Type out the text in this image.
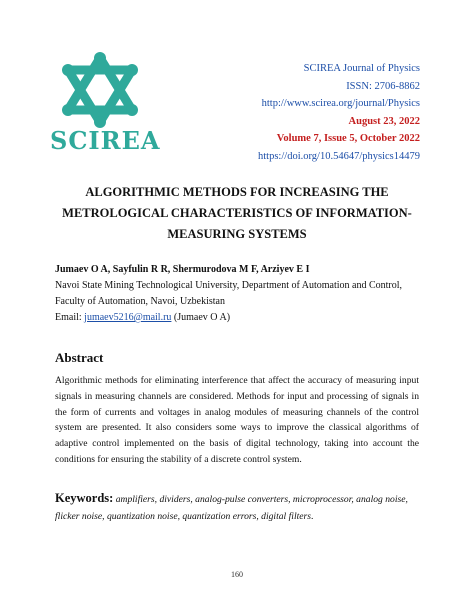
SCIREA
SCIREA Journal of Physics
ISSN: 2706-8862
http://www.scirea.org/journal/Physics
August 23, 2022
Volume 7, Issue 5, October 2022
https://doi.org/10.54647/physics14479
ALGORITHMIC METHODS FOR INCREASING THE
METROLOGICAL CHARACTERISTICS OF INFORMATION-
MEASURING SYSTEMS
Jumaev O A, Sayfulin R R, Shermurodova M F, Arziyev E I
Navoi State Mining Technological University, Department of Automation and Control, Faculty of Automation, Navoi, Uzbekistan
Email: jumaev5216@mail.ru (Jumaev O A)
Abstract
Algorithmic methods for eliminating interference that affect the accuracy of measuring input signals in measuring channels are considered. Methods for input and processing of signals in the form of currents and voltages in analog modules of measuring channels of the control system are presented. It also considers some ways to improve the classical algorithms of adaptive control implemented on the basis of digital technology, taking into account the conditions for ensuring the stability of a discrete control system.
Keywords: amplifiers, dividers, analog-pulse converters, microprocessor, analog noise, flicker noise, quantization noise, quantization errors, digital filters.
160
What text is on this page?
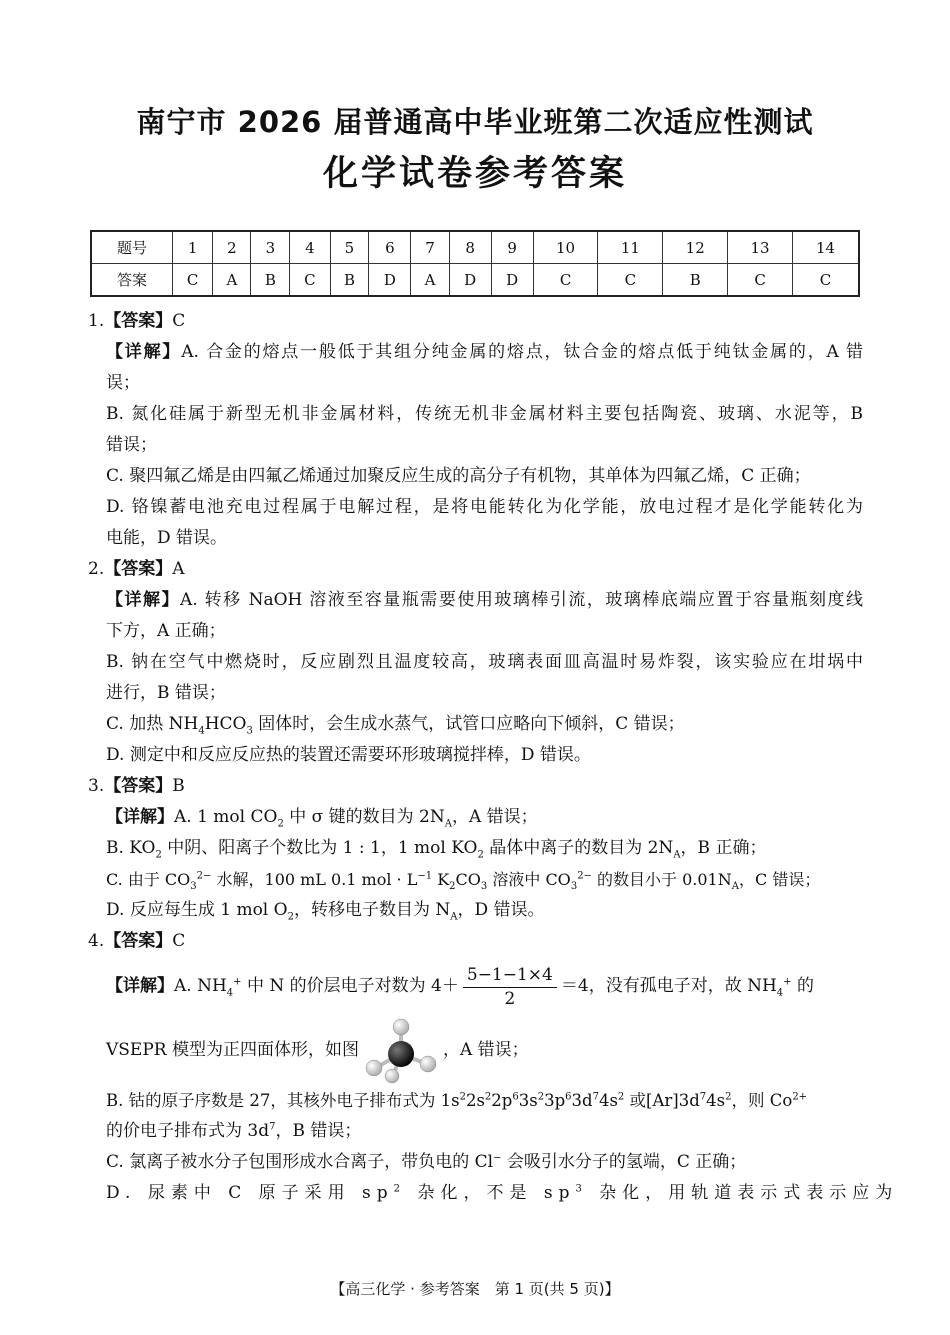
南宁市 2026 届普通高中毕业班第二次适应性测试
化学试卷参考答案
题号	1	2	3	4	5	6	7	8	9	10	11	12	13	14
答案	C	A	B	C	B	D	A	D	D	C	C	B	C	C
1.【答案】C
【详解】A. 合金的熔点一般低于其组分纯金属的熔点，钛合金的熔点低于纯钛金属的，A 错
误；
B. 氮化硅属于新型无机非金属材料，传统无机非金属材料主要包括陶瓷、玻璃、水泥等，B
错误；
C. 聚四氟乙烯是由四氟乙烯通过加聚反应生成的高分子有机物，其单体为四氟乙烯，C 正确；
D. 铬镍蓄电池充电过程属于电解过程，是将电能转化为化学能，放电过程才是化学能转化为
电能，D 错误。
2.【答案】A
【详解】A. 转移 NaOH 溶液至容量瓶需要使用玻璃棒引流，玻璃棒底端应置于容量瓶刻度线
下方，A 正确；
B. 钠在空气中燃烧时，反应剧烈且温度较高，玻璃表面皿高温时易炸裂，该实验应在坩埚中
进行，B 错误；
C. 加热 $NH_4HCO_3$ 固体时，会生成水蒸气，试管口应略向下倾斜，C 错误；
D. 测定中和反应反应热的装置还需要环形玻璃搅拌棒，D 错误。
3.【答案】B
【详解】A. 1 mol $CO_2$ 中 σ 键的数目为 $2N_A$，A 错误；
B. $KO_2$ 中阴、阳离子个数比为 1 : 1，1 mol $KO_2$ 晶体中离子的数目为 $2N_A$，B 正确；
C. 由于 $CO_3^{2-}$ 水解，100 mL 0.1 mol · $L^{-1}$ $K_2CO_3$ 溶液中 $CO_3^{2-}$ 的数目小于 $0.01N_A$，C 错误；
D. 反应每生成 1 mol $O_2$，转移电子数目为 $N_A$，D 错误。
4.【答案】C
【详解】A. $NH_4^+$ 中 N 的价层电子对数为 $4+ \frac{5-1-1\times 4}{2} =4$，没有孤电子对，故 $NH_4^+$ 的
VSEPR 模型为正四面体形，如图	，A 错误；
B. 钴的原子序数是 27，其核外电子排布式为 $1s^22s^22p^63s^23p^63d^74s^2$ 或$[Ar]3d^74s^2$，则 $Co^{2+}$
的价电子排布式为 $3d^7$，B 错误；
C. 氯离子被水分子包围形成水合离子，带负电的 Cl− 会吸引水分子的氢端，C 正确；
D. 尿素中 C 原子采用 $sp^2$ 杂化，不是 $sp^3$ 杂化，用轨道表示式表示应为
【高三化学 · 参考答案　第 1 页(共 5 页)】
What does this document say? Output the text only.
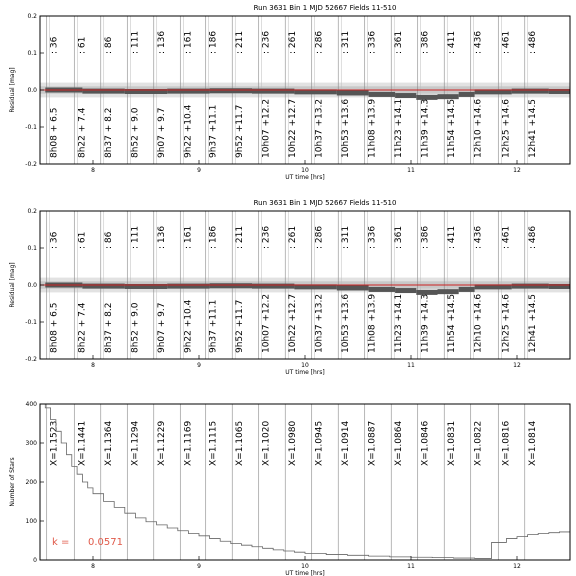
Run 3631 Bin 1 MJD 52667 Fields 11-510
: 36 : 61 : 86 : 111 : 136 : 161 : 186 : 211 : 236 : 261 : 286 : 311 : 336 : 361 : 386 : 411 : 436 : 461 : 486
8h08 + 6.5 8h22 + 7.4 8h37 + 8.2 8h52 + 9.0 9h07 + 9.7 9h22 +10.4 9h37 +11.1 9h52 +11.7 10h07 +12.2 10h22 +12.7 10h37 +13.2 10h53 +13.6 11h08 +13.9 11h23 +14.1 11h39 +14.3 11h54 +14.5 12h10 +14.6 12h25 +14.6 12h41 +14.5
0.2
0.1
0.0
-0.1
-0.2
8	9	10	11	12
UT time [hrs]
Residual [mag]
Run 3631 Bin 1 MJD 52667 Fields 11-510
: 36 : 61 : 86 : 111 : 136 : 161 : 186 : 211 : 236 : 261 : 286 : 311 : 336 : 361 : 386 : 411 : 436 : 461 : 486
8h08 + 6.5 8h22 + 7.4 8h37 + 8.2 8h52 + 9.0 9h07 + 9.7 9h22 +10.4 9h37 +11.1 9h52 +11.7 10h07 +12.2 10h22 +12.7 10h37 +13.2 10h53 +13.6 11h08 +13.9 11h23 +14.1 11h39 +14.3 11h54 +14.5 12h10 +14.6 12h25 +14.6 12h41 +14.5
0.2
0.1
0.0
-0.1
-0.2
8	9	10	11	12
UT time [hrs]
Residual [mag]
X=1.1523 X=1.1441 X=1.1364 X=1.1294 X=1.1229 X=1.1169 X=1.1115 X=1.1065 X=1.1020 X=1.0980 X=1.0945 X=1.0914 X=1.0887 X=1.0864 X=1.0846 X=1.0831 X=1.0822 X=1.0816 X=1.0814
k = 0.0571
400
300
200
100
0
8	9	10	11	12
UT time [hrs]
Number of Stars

────────────────────

### Written request
Spot every line that holds "What" and copy it.

### Response to the exercise
What text is on this page?
What does this document say? Output the text only.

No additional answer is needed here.